__GIVEN EXERCISE__: Scan the listing below. Report each line that includes "description".

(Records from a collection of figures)
········

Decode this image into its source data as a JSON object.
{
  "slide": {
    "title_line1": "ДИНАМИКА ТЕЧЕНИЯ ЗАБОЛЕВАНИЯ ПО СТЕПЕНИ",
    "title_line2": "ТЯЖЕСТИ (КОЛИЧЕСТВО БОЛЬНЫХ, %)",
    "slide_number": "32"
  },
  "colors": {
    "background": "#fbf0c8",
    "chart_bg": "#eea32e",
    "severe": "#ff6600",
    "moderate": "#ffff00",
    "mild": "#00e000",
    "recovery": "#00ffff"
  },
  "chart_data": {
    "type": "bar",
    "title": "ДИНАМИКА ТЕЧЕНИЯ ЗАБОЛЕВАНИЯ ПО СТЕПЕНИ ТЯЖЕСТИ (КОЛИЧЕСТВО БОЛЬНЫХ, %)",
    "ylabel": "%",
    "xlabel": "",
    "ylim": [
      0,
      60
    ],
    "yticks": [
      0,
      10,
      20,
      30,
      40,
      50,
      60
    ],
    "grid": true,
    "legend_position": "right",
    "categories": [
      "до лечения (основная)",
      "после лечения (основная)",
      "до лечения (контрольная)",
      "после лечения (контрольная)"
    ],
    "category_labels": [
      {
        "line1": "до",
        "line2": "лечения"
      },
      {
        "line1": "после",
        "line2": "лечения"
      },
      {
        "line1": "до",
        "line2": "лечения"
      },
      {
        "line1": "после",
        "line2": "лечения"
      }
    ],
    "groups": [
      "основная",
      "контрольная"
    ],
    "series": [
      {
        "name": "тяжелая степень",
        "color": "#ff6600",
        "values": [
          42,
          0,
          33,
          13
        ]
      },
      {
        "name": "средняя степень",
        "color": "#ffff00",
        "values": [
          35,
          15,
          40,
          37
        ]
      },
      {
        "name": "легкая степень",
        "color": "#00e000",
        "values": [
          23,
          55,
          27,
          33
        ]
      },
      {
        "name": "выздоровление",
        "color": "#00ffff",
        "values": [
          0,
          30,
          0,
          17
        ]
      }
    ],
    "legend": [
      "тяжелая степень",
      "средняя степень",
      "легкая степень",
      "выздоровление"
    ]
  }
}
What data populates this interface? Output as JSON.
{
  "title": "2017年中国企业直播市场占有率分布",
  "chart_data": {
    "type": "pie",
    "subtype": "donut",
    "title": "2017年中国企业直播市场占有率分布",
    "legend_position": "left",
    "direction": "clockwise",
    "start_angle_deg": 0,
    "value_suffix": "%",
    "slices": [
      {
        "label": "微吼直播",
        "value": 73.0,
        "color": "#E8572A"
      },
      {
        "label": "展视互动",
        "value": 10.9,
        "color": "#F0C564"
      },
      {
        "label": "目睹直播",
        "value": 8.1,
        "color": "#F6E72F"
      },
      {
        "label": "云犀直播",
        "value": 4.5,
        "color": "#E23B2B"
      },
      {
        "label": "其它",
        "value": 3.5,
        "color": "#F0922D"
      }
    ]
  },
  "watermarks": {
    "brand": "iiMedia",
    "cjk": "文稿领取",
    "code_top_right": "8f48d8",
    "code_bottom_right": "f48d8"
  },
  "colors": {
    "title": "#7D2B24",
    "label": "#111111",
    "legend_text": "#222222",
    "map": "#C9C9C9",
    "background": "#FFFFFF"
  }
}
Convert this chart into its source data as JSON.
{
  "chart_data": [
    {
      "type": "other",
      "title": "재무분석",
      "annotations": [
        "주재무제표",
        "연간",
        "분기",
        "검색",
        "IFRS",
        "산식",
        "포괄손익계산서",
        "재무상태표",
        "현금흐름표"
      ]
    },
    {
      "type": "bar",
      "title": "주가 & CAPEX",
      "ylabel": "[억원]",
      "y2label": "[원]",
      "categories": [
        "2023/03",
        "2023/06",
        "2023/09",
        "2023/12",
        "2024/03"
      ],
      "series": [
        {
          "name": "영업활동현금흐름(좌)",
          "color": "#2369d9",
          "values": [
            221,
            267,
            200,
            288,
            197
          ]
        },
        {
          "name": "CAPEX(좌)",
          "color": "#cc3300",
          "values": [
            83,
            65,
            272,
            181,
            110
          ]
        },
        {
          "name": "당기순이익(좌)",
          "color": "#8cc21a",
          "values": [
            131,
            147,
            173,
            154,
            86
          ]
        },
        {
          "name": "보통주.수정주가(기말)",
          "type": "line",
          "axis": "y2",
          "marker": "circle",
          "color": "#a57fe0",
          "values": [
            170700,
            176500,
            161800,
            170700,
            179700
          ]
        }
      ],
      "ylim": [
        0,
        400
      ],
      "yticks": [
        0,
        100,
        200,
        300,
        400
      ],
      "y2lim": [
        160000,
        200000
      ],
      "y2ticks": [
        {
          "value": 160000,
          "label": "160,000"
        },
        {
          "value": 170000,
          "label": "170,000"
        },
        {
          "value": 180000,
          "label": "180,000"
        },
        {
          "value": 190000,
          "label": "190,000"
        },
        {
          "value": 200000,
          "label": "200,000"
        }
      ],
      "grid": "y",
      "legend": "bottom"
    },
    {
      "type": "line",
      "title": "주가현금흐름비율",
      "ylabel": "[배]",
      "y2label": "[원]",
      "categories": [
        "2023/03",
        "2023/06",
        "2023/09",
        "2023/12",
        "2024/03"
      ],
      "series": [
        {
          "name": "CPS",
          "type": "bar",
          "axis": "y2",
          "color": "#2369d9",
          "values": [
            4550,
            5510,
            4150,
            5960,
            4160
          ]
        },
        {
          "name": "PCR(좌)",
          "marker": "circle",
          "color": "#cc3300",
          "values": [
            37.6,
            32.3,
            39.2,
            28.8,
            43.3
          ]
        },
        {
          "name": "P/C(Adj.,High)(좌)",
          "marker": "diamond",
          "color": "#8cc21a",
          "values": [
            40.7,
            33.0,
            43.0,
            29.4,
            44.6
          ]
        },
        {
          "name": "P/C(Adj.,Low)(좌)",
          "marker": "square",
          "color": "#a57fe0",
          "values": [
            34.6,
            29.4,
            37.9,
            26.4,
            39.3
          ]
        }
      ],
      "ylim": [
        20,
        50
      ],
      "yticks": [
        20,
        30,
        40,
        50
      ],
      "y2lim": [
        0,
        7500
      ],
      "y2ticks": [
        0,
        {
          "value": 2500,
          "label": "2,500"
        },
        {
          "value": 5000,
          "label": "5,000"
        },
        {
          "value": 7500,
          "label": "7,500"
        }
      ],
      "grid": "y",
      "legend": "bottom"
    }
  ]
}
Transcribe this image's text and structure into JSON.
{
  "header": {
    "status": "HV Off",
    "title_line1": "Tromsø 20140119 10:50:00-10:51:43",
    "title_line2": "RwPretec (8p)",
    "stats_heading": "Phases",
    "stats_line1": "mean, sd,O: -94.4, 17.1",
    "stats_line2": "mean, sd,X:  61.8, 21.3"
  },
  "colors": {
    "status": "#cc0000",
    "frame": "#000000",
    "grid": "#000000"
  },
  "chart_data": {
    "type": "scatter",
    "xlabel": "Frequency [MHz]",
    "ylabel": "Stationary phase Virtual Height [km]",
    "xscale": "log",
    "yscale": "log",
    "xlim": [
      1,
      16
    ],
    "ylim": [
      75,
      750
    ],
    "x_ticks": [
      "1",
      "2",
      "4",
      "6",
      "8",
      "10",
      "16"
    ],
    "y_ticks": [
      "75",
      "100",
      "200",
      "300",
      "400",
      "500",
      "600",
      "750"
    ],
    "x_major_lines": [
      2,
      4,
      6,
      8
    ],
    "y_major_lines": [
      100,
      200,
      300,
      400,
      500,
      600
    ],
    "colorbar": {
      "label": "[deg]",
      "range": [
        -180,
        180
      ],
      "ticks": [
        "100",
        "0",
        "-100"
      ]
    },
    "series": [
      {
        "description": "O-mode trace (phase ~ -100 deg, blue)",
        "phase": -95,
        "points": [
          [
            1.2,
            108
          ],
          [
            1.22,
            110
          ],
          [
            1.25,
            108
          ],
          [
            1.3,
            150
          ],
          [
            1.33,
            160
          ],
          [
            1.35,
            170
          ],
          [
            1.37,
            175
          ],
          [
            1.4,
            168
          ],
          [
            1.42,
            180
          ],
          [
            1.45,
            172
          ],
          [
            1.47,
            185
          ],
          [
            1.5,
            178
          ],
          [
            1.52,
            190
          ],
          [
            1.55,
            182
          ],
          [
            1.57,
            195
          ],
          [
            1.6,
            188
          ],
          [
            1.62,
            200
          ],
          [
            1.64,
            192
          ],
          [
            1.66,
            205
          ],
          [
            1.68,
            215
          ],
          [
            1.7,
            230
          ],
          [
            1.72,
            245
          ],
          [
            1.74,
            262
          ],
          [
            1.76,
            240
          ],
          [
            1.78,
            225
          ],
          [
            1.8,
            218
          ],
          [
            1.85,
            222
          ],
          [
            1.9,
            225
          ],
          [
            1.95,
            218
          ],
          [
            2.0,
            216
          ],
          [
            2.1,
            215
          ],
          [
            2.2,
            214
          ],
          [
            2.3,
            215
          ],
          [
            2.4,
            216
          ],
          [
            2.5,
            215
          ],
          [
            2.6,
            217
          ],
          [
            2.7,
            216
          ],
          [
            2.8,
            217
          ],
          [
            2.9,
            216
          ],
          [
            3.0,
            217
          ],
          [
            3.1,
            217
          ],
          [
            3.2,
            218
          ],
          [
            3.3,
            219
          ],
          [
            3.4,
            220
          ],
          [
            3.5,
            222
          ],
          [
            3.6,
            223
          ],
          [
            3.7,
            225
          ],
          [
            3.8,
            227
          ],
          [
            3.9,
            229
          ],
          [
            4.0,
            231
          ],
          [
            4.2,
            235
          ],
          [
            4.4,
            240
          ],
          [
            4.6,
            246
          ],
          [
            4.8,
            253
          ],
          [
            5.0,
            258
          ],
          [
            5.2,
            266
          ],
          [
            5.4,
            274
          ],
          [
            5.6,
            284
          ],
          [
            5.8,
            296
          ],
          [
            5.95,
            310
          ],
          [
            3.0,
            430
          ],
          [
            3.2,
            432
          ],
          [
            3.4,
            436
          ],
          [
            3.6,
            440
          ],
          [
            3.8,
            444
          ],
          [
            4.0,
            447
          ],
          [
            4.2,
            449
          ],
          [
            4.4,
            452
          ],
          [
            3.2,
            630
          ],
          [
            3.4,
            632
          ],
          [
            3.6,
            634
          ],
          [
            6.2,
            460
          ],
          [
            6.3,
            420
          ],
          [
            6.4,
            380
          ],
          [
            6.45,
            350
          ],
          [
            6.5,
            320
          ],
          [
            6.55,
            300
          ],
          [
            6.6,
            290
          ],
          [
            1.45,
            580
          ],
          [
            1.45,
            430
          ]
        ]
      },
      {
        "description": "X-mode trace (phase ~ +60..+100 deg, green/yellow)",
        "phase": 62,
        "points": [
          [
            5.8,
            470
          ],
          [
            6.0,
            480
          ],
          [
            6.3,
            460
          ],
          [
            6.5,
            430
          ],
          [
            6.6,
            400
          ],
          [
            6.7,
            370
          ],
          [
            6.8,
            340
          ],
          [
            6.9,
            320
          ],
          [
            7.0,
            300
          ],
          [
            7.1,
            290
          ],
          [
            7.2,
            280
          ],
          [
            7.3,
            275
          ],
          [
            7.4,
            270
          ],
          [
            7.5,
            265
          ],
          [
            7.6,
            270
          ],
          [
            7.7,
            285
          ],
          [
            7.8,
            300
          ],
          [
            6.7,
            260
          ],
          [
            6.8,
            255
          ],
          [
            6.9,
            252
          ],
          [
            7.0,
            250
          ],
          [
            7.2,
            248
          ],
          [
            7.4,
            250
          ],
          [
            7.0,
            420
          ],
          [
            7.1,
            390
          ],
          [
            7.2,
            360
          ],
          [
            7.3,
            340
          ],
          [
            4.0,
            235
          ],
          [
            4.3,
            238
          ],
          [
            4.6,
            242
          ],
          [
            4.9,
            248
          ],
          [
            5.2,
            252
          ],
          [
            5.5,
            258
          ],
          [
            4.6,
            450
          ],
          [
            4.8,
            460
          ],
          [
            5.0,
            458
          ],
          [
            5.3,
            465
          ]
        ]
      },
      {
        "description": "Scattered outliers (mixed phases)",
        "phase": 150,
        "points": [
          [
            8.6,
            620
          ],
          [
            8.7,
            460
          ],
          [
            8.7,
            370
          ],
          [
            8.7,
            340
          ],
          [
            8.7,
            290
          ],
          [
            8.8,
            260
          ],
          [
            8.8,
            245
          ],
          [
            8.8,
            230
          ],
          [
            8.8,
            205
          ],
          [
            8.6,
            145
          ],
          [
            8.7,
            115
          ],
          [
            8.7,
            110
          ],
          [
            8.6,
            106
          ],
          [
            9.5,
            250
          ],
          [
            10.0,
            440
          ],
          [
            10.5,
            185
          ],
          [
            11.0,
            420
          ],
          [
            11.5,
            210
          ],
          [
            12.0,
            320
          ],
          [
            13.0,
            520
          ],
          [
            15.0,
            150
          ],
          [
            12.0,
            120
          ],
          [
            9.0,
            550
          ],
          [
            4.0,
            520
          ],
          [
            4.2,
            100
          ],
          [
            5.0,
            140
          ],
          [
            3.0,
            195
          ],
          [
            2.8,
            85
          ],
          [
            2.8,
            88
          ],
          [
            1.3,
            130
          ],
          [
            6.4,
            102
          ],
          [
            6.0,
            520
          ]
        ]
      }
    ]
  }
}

········

__SOLVED PROBLEM__:
        "description": "O-mode trace (phase ~ -100 deg, blue)",
        "description": "X-mode trace (phase ~ +60..+100 deg, green/yellow)",
        "description": "Scattered outliers (mixed phases)",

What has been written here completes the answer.